**GOAL**:
Reproduce the following passage on political reform in Syria word for word, from its first sentence to its last.

**SUPPLIED TEXT**:
..........

Liberate popular organizations, federations, trade unions, and chambers of commerce, industry, and agriculture from the custodianship of the State and from party and security hegemony. Provide them with the conditions of free action as civil society organizations.

Launch public freedoms, organize political life through a modern party law, and organize the media and elections in accordance with modern laws that ensure liberty, justice, and equal opportunities for everyone.

Guarantee the right of political work to all components of the Syrian people in their various religious, national, and social affiliations.

Emphasize Syria's affiliation to the Arab Order, establish the widest relations of cooperation with the Arab Order, and strengthen strategic, political, and economic ties that lead the [Arab] nation to the path of unity. Correct the relationship with Lebanon, so that it will be based on liberty, equality, sovereignty, and the common interests of the two peoples and countries.

Observe all international treaties and conventions and the Universal Declaration on Human Rights, and seek within the framework of the United Nations and in cooperation with the international community to build a more just World Order, based on the principles of peace and mutual interest, warding off aggression, and the right of nations to resist occupation, and to oppose all forms of terrorism and violence directed against civilians.

..........

**SOURCE EXCERPT**:

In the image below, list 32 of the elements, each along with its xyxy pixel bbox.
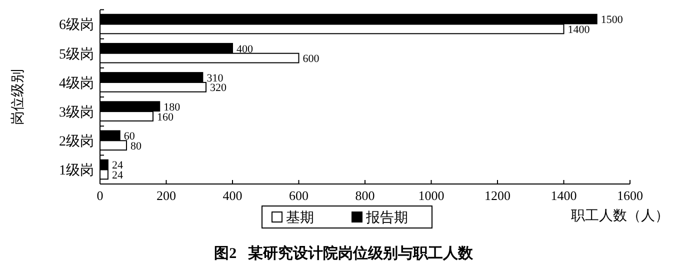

..........

**RESULT OF THIS EXERCISE**:
Liberate popular organizations, federations, trade unions, and chambers of commerce, industry, and agriculture from the custodianship of the State and from party and security hegemony. Provide them with the conditions of free action as civil society organizations.

Launch public freedoms, organize political life through a modern party law, and organize the media and elections in accordance with modern laws that ensure liberty, justice, and equal opportunities for everyone.

Guarantee the right of political work to all components of the Syrian people in their various religious, national, and social affiliations.

Emphasize Syria's affiliation to the Arab Order, establish the widest relations of cooperation with the Arab Order, and strengthen strategic, political, and economic ties that lead the [Arab] nation to the path of unity. Correct the relationship with Lebanon, so that it will be based on liberty, equality, sovereignty, and the common interests of the two peoples and countries.

Observe all international treaties and conventions and the Universal Declaration on Human Rights, and seek within the framework of the United Nations and in cooperation with the international community to build a more just World Order, based on the principles of peace and mutual interest, warding off aggression, and the right of nations to resist occupation, and to oppose all forms of terrorism and violence directed against civilians.